§ **STATED GOAL**:
Present every line in which the string "ΔEads" appears.

§ **EXTRACTED RECORDS**:
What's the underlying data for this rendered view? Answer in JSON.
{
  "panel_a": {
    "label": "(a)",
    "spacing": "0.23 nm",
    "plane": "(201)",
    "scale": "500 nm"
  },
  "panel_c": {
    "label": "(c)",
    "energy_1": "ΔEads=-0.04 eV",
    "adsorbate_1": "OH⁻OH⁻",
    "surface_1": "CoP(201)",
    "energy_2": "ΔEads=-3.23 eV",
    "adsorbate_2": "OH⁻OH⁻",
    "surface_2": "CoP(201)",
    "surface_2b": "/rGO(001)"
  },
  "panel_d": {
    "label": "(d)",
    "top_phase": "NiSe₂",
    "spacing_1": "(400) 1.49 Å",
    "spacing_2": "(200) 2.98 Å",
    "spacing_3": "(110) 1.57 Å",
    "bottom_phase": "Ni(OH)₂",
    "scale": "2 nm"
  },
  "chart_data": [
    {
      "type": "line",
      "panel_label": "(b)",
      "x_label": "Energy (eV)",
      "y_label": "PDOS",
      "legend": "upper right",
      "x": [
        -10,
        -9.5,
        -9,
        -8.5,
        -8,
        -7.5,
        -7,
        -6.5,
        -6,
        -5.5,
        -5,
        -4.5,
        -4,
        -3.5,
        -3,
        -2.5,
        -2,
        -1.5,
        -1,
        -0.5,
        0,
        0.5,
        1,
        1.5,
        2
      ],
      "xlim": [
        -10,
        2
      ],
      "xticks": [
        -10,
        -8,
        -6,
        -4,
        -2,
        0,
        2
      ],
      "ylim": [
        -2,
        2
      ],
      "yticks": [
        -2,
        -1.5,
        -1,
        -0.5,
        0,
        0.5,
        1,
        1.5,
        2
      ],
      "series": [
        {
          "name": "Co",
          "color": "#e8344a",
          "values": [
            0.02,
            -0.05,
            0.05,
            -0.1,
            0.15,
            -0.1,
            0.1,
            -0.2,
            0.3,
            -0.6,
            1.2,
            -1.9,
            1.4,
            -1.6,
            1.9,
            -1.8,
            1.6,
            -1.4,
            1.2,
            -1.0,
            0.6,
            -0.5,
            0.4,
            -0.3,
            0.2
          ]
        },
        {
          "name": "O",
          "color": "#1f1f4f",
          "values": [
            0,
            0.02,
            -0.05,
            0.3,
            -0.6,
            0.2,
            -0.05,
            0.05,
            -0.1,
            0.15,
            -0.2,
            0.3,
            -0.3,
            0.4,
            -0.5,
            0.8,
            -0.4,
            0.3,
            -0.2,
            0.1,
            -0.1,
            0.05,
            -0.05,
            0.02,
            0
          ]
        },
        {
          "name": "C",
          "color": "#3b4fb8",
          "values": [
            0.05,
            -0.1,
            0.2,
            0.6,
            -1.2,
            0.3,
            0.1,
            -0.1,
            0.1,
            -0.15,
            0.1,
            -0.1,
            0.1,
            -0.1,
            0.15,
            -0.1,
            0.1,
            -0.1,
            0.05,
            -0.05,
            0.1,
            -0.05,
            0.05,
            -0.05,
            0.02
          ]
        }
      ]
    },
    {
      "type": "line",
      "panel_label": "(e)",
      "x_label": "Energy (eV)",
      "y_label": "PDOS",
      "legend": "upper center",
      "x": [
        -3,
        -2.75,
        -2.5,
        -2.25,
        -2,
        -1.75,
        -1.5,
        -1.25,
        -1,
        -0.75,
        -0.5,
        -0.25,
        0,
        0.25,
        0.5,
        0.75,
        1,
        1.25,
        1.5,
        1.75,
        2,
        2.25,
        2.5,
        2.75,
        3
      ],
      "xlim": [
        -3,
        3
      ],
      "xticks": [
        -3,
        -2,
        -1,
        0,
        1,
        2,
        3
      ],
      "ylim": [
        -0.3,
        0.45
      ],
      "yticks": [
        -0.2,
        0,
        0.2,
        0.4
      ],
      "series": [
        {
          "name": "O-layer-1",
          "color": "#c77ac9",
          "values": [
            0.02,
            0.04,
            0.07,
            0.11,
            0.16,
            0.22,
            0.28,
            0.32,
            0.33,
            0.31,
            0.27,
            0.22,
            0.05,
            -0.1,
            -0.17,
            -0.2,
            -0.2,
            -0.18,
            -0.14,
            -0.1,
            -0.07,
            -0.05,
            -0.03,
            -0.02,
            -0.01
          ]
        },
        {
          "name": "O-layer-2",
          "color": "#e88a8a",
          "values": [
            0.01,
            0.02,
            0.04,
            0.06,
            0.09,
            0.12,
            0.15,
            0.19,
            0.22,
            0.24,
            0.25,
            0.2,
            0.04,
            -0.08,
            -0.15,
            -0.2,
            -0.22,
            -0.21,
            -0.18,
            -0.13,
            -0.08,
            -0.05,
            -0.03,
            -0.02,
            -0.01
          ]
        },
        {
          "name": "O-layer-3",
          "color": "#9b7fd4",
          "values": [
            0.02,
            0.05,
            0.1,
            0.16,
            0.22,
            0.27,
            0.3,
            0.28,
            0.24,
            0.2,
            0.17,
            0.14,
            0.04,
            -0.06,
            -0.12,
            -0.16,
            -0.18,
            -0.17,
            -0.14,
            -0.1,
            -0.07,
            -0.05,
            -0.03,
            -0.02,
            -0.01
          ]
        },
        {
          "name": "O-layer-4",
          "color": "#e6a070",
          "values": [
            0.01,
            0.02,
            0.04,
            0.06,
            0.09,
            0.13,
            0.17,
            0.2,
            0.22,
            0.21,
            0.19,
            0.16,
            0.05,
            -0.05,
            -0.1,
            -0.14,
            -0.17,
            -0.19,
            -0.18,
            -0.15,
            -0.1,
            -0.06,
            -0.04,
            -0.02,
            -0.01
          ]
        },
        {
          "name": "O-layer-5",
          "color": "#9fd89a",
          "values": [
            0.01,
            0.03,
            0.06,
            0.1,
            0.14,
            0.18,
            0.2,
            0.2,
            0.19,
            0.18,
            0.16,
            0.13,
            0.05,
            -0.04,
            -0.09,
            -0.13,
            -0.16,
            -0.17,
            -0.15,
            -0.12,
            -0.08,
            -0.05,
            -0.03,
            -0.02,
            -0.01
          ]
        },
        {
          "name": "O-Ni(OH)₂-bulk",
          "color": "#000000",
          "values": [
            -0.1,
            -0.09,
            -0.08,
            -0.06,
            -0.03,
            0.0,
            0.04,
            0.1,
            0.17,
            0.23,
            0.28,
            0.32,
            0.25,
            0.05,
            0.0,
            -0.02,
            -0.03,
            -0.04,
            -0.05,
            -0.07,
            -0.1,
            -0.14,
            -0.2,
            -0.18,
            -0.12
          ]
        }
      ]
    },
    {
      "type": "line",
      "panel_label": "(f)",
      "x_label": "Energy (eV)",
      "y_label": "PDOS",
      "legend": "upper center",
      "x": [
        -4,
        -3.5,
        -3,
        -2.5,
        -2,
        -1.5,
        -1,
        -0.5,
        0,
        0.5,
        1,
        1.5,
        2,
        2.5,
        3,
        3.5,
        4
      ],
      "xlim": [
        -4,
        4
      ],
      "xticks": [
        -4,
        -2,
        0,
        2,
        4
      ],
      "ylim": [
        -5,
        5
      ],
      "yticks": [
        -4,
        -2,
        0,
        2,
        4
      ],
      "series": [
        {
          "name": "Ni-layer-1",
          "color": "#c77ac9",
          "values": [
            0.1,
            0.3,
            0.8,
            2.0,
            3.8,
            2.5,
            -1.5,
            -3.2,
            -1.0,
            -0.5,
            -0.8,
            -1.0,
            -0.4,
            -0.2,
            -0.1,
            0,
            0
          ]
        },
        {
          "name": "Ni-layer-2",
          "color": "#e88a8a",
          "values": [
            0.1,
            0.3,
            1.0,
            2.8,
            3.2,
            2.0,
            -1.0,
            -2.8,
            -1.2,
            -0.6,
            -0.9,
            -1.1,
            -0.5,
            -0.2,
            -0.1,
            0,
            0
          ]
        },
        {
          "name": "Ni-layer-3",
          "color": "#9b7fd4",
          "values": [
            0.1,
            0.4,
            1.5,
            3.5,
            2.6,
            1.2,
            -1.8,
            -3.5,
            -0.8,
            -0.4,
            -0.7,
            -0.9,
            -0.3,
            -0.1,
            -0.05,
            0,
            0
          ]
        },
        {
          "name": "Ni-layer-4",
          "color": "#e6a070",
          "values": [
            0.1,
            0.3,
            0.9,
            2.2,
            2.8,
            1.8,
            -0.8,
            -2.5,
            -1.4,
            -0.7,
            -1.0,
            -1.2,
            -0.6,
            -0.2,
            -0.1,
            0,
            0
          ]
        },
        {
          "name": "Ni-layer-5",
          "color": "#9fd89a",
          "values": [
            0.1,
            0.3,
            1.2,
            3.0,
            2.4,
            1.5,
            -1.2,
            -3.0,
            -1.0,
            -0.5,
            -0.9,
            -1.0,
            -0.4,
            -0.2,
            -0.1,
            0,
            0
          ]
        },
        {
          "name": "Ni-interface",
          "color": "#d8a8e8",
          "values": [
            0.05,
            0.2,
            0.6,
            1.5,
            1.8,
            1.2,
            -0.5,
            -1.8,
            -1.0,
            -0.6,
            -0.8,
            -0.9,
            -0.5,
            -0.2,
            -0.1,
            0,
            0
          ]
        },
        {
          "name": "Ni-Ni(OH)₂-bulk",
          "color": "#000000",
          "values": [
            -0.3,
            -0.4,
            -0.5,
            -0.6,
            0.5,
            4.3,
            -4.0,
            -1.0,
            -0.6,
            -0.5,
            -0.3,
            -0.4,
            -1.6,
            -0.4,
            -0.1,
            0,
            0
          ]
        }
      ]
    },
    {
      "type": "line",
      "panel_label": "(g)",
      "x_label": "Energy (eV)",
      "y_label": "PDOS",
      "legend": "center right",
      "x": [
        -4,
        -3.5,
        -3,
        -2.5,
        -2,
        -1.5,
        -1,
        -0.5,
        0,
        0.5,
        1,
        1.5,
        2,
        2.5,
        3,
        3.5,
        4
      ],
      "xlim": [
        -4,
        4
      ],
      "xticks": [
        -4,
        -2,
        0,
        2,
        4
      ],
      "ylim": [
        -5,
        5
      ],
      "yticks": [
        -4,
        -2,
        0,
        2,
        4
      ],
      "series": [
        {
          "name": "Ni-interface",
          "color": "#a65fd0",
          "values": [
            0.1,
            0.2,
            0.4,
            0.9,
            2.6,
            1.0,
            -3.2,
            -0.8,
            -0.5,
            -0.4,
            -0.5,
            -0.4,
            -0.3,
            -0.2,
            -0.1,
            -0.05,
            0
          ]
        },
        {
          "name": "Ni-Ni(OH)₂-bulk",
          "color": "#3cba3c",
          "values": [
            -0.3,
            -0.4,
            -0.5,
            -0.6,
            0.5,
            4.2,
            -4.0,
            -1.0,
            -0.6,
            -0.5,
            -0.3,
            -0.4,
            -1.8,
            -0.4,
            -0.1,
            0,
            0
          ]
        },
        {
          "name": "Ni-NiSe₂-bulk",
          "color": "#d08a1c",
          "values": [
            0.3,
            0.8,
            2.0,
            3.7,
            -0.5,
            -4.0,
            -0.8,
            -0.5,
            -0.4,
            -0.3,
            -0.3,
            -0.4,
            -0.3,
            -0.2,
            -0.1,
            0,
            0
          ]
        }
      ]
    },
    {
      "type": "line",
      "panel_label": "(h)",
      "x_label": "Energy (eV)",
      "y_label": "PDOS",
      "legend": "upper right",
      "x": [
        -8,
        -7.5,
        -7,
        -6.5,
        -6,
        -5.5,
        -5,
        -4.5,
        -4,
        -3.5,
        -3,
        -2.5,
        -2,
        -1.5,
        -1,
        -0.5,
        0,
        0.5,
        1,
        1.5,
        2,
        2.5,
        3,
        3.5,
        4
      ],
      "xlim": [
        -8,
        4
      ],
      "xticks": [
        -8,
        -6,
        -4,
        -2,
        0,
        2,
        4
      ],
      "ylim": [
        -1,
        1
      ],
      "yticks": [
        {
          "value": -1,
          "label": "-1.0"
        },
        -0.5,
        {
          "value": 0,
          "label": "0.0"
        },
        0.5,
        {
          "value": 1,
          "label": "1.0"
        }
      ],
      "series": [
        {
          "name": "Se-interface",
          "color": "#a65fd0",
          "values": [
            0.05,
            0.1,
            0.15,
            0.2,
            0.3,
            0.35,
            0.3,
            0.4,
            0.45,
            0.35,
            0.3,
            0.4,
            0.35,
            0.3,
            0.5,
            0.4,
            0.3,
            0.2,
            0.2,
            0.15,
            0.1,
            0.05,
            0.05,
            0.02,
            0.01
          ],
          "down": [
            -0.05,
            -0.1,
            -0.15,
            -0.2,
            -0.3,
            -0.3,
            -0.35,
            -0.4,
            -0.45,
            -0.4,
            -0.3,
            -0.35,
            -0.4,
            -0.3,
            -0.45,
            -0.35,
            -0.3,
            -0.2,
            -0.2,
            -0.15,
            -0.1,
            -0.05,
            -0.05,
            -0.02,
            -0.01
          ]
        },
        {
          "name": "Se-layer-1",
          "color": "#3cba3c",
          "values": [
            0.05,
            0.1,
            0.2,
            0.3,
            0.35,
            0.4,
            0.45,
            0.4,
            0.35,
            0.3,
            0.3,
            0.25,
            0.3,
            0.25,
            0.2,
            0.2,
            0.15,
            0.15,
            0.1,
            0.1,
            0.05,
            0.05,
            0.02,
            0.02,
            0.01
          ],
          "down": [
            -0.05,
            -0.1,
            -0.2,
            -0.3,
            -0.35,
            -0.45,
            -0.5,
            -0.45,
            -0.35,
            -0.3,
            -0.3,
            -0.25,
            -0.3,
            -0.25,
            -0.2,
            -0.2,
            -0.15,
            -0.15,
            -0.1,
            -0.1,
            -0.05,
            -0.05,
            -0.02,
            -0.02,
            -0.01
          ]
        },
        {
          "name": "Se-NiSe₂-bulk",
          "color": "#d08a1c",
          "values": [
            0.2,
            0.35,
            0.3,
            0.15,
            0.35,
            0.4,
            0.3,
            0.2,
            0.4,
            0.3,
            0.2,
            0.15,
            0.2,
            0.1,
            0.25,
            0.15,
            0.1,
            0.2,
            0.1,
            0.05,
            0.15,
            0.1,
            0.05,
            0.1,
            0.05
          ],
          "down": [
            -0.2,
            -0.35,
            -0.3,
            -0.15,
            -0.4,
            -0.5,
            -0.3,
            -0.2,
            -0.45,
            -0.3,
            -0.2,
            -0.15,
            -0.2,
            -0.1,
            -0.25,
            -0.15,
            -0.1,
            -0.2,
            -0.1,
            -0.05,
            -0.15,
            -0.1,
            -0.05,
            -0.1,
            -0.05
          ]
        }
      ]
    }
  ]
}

§ **RESULT BELOW**:
    "energy_1": "ΔEads=-0.04 eV",
    "energy_2": "ΔEads=-3.23 eV",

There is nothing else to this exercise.